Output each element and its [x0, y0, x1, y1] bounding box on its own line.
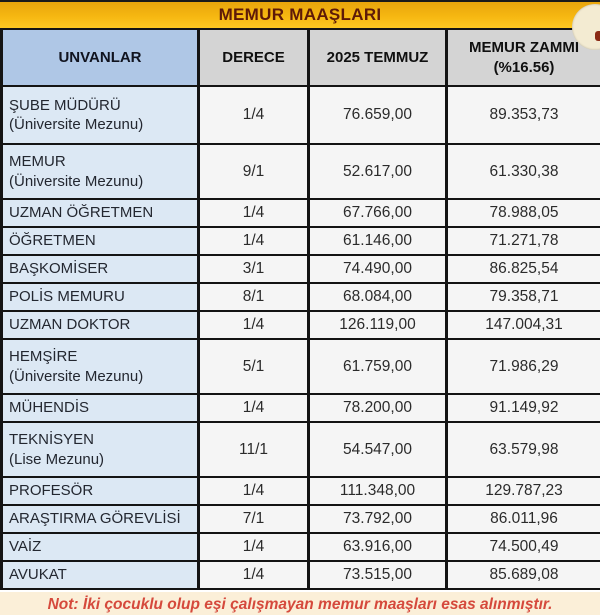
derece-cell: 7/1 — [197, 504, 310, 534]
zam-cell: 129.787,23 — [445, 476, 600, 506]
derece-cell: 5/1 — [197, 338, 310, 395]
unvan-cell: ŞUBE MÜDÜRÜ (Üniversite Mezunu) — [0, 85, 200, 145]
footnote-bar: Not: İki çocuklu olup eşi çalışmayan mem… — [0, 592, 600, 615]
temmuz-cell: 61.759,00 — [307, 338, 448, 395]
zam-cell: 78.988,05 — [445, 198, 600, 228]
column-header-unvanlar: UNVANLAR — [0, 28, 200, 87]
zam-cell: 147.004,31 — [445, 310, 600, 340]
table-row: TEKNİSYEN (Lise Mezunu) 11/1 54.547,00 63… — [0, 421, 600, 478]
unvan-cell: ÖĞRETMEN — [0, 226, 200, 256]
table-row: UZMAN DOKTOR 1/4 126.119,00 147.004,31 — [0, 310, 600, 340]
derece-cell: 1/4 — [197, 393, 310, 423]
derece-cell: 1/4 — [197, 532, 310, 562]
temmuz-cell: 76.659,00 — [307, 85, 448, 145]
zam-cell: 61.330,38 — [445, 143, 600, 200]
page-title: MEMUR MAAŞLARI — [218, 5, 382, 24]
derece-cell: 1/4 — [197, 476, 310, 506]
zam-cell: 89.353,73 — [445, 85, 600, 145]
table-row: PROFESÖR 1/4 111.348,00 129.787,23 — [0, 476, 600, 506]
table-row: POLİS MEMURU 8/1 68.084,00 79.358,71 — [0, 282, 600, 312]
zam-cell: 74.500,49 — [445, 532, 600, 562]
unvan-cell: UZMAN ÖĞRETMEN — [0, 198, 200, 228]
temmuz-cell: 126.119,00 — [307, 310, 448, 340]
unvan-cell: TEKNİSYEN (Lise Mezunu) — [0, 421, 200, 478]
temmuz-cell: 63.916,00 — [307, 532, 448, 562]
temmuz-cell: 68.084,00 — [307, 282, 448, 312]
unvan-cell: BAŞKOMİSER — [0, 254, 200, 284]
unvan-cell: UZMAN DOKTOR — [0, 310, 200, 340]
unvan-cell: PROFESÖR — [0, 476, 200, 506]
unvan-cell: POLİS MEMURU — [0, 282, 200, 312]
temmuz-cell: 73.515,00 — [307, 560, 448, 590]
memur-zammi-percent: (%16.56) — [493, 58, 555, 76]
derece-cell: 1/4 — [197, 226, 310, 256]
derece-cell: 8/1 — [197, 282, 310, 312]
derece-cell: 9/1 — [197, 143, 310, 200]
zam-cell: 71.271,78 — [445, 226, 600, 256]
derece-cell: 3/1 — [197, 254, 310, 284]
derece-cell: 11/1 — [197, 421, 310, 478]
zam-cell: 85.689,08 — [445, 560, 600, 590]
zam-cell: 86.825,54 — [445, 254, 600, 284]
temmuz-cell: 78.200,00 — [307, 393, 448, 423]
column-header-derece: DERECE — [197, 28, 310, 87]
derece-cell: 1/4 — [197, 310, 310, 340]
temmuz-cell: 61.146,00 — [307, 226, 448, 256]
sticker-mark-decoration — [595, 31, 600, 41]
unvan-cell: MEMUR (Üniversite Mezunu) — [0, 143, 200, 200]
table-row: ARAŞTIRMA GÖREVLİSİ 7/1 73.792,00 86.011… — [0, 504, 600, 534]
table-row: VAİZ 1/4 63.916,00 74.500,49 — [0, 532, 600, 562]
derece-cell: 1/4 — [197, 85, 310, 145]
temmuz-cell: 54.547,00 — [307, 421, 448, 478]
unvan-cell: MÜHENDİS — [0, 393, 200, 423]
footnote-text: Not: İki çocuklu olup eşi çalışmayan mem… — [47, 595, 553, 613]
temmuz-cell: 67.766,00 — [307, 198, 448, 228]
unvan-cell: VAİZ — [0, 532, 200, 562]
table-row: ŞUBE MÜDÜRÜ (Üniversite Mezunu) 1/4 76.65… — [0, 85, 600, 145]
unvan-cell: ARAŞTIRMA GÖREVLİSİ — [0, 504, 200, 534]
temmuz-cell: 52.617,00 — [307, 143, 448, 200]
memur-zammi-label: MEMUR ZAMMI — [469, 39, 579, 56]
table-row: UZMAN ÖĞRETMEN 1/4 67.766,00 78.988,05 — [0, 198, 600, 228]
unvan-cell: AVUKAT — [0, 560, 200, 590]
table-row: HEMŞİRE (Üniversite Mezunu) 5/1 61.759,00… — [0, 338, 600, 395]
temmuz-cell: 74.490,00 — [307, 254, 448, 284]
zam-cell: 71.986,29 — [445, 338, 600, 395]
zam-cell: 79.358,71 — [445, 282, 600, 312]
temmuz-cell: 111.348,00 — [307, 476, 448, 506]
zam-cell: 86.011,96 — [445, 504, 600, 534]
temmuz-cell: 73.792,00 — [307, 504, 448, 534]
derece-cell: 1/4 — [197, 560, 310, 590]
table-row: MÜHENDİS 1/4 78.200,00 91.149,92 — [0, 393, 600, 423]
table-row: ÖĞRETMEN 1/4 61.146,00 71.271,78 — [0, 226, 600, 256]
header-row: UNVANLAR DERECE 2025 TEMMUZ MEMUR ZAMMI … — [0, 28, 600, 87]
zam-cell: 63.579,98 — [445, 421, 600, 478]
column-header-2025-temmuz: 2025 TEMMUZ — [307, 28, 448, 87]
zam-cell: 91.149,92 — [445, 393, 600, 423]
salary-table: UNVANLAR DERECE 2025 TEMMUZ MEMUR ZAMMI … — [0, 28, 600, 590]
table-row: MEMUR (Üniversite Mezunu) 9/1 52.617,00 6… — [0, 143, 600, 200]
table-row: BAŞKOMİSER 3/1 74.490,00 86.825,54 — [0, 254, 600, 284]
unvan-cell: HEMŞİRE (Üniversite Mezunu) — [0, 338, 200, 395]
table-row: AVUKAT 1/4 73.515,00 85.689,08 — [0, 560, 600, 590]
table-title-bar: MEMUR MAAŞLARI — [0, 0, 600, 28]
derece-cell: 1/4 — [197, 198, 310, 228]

* * * *

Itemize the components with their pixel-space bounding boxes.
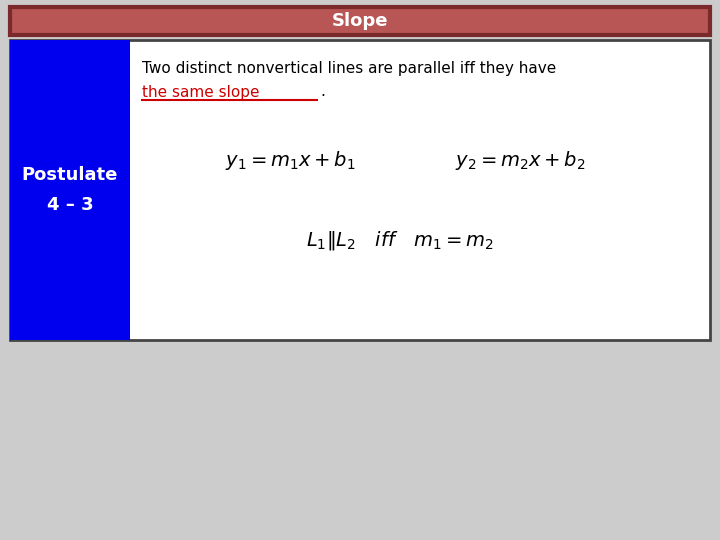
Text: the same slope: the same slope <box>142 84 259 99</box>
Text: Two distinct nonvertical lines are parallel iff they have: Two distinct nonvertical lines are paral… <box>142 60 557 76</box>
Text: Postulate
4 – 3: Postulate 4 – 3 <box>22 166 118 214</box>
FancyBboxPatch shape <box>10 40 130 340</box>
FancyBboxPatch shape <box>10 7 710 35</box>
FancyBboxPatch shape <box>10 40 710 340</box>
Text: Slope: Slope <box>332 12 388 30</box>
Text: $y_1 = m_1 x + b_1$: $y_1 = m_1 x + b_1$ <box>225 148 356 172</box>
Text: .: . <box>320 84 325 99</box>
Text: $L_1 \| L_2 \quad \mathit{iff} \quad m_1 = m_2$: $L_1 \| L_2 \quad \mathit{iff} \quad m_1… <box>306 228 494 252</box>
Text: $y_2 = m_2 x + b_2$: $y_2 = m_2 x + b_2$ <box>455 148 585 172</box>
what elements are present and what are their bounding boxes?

* * * *

Exercise goal → Rewrite every item from the line containing "derece-cell: 7/1 — [197, 504, 310, 534]" down to the line containing "table-row: PROFESÖR 1/4", putting "UZMAN ÖĞRETMEN" wherever "ÖĞRETMEN" appears and leaving everything else unchanged.

Response to the task →
derece-cell: 7/1 — [197, 504, 310, 534]
zam-cell: 129.787,23 — [445, 476, 600, 506]
derece-cell: 5/1 — [197, 338, 310, 395]
unvan-cell: ŞUBE MÜDÜRÜ (Üniversite Mezunu) — [0, 85, 200, 145]
footnote-bar: Not: İki çocuklu olup eşi çalışmayan mem… — [0, 592, 600, 615]
temmuz-cell: 61.759,00 — [307, 338, 448, 395]
zam-cell: 78.988,05 — [445, 198, 600, 228]
column-header-unvanlar: UNVANLAR — [0, 28, 200, 87]
zam-cell: 147.004,31 — [445, 310, 600, 340]
table-row: TEKNİSYEN (Lise Mezunu) 11/1 54.547,00 63… — [0, 421, 600, 478]
unvan-cell: UZMAN ÖĞRETMEN — [0, 226, 200, 256]
table-row: UZMAN DOKTOR 1/4 126.119,00 147.004,31 — [0, 310, 600, 340]
derece-cell: 1/4 — [197, 393, 310, 423]
derece-cell: 1/4 — [197, 532, 310, 562]
temmuz-cell: 76.659,00 — [307, 85, 448, 145]
zam-cell: 61.330,38 — [445, 143, 600, 200]
page-title: MEMUR MAAŞLARI — [218, 5, 382, 24]
derece-cell: 1/4 — [197, 476, 310, 506]
zam-cell: 89.353,73 — [445, 85, 600, 145]
table-row: PROFESÖR 1/4 111.348,00 129.787,23 — [0, 476, 600, 506]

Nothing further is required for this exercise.